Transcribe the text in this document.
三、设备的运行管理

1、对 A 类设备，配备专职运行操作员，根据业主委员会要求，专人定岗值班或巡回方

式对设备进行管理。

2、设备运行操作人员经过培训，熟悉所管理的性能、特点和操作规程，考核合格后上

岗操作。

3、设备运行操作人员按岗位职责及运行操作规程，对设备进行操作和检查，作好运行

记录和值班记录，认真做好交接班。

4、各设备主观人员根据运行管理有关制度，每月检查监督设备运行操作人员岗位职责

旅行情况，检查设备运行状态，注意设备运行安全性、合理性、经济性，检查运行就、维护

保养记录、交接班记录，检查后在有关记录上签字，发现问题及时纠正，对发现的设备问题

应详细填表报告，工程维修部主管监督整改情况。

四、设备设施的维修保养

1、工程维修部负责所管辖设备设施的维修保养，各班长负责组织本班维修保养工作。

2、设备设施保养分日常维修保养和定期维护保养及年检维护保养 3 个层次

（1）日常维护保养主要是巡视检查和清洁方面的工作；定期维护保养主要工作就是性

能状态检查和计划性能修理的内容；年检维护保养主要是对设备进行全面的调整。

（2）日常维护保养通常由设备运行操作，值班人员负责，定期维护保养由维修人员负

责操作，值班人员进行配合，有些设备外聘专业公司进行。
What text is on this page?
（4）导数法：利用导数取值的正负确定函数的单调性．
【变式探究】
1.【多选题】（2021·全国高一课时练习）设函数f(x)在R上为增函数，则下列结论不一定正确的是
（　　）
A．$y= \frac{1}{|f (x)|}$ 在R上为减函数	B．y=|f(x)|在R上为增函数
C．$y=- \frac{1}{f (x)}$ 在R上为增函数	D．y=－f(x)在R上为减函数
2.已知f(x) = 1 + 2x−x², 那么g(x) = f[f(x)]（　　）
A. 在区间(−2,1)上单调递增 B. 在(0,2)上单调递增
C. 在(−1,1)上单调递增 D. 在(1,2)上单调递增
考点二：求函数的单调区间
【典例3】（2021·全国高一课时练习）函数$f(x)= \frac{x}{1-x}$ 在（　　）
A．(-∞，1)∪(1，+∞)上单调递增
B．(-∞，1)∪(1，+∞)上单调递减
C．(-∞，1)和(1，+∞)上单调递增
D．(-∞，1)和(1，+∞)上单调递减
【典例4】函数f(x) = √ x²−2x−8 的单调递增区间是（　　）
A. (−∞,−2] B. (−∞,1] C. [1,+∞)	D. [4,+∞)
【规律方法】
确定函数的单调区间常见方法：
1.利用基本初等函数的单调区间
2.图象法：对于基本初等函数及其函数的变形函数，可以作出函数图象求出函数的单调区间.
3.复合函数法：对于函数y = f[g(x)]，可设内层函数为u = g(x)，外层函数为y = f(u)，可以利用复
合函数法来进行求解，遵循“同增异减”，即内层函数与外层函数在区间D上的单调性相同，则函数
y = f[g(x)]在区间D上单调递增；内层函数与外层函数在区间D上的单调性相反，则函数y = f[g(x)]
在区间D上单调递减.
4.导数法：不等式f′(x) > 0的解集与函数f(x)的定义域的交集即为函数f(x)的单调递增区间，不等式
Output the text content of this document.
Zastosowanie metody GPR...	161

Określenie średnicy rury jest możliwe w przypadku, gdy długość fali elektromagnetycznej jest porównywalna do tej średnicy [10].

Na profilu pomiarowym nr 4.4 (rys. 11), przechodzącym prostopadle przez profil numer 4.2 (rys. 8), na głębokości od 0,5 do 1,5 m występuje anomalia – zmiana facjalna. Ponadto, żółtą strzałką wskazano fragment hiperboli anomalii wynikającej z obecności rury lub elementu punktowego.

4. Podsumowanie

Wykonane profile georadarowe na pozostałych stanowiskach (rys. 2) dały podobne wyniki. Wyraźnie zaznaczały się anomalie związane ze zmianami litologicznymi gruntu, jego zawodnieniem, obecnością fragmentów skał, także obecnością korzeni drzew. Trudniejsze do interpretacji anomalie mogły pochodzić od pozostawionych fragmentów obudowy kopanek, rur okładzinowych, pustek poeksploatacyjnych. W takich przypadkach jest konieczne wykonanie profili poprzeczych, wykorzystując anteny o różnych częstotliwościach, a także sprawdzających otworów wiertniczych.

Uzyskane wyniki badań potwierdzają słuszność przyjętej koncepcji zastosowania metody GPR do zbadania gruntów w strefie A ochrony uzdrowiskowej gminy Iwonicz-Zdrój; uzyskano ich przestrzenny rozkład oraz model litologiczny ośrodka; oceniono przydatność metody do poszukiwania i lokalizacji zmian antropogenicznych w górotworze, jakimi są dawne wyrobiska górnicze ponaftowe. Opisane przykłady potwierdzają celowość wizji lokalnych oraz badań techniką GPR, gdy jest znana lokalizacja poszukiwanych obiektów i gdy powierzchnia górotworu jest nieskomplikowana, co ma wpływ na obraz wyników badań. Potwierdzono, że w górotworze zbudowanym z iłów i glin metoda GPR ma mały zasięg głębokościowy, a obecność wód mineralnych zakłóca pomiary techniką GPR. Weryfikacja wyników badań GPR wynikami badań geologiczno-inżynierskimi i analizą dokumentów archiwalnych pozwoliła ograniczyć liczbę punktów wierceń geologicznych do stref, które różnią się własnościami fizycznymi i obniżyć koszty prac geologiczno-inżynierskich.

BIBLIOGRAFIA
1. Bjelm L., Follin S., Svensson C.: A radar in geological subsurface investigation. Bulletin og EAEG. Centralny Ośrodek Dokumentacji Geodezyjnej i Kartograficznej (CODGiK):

++++++++

TASK OBJECTIVE —
Every line above should be written out again exactly as it stands.

WRITTEN RESPONSE —
Transcribe the text in this document.
三、设备的运行管理

1、对 A 类设备，配备专职运行操作员，根据业主委员会要求，专人定岗值班或巡回方

式对设备进行管理。

2、设备运行操作人员经过培训，熟悉所管理的性能、特点和操作规程，考核合格后上

岗操作。

3、设备运行操作人员按岗位职责及运行操作规程，对设备进行操作和检查，作好运行

记录和值班记录，认真做好交接班。

4、各设备主观人员根据运行管理有关制度，每月检查监督设备运行操作人员岗位职责

旅行情况，检查设备运行状态，注意设备运行安全性、合理性、经济性，检查运行就、维护

保养记录、交接班记录，检查后在有关记录上签字，发现问题及时纠正，对发现的设备问题

应详细填表报告，工程维修部主管监督整改情况。

四、设备设施的维修保养

1、工程维修部负责所管辖设备设施的维修保养，各班长负责组织本班维修保养工作。

2、设备设施保养分日常维修保养和定期维护保养及年检维护保养 3 个层次

（1）日常维护保养主要是巡视检查和清洁方面的工作；定期维护保养主要工作就是性

能状态检查和计划性能修理的内容；年检维护保养主要是对设备进行全面的调整。

（2）日常维护保养通常由设备运行操作，值班人员负责，定期维护保养由维修人员负

责操作，值班人员进行配合，有些设备外聘专业公司进行。
What text is on this page?
（4）导数法：利用导数取值的正负确定函数的单调性．
【变式探究】
1.【多选题】（2021·全国高一课时练习）设函数f(x)在R上为增函数，则下列结论不一定正确的是
（　　）
A．$y= \frac{1}{|f (x)|}$ 在R上为减函数	B．y=|f(x)|在R上为增函数
C．$y=- \frac{1}{f (x)}$ 在R上为增函数	D．y=－f(x)在R上为减函数
2.已知f(x) = 1 + 2x−x², 那么g(x) = f[f(x)]（　　）
A. 在区间(−2,1)上单调递增 B. 在(0,2)上单调递增
C. 在(−1,1)上单调递增 D. 在(1,2)上单调递增
考点二：求函数的单调区间
【典例3】（2021·全国高一课时练习）函数$f(x)= \frac{x}{1-x}$ 在（　　）
A．(-∞，1)∪(1，+∞)上单调递增
B．(-∞，1)∪(1，+∞)上单调递减
C．(-∞，1)和(1，+∞)上单调递增
D．(-∞，1)和(1，+∞)上单调递减
【典例4】函数f(x) = √ x²−2x−8 的单调递增区间是（　　）
A. (−∞,−2] B. (−∞,1] C. [1,+∞)	D. [4,+∞)
【规律方法】
确定函数的单调区间常见方法：
1.利用基本初等函数的单调区间
2.图象法：对于基本初等函数及其函数的变形函数，可以作出函数图象求出函数的单调区间.
3.复合函数法：对于函数y = f[g(x)]，可设内层函数为u = g(x)，外层函数为y = f(u)，可以利用复
合函数法来进行求解，遵循“同增异减”，即内层函数与外层函数在区间D上的单调性相同，则函数
y = f[g(x)]在区间D上单调递增；内层函数与外层函数在区间D上的单调性相反，则函数y = f[g(x)]
在区间D上单调递减.
4.导数法：不等式f′(x) > 0的解集与函数f(x)的定义域的交集即为函数f(x)的单调递增区间，不等式
Output the text content of this document.
Zastosowanie metody GPR...	161

Określenie średnicy rury jest możliwe w przypadku, gdy długość fali elektromagnetycznej jest porównywalna do tej średnicy [10].

Na profilu pomiarowym nr 4.4 (rys. 11), przechodzącym prostopadle przez profil numer 4.2 (rys. 8), na głębokości od 0,5 do 1,5 m występuje anomalia – zmiana facjalna. Ponadto, żółtą strzałką wskazano fragment hiperboli anomalii wynikającej z obecności rury lub elementu punktowego.

4. Podsumowanie

Wykonane profile georadarowe na pozostałych stanowiskach (rys. 2) dały podobne wyniki. Wyraźnie zaznaczały się anomalie związane ze zmianami litologicznymi gruntu, jego zawodnieniem, obecnością fragmentów skał, także obecnością korzeni drzew. Trudniejsze do interpretacji anomalie mogły pochodzić od pozostawionych fragmentów obudowy kopanek, rur okładzinowych, pustek poeksploatacyjnych. W takich przypadkach jest konieczne wykonanie profili poprzeczych, wykorzystując anteny o różnych częstotliwościach, a także sprawdzających otworów wiertniczych.

Uzyskane wyniki badań potwierdzają słuszność przyjętej koncepcji zastosowania metody GPR do zbadania gruntów w strefie A ochrony uzdrowiskowej gminy Iwonicz-Zdrój; uzyskano ich przestrzenny rozkład oraz model litologiczny ośrodka; oceniono przydatność metody do poszukiwania i lokalizacji zmian antropogenicznych w górotworze, jakimi są dawne wyrobiska górnicze ponaftowe. Opisane przykłady potwierdzają celowość wizji lokalnych oraz badań techniką GPR, gdy jest znana lokalizacja poszukiwanych obiektów i gdy powierzchnia górotworu jest nieskomplikowana, co ma wpływ na obraz wyników badań. Potwierdzono, że w górotworze zbudowanym z iłów i glin metoda GPR ma mały zasięg głębokościowy, a obecność wód mineralnych zakłóca pomiary techniką GPR. Weryfikacja wyników badań GPR wynikami badań geologiczno-inżynierskimi i analizą dokumentów archiwalnych pozwoliła ograniczyć liczbę punktów wierceń geologicznych do stref, które różnią się własnościami fizycznymi i obniżyć koszty prac geologiczno-inżynierskich.

BIBLIOGRAFIA
1. Bjelm L., Follin S., Svensson C.: A radar in geological subsurface investigation. Bulletin og EAEG. Centralny Ośrodek Dokumentacji Geodezyjnej i Kartograficznej (CODGiK):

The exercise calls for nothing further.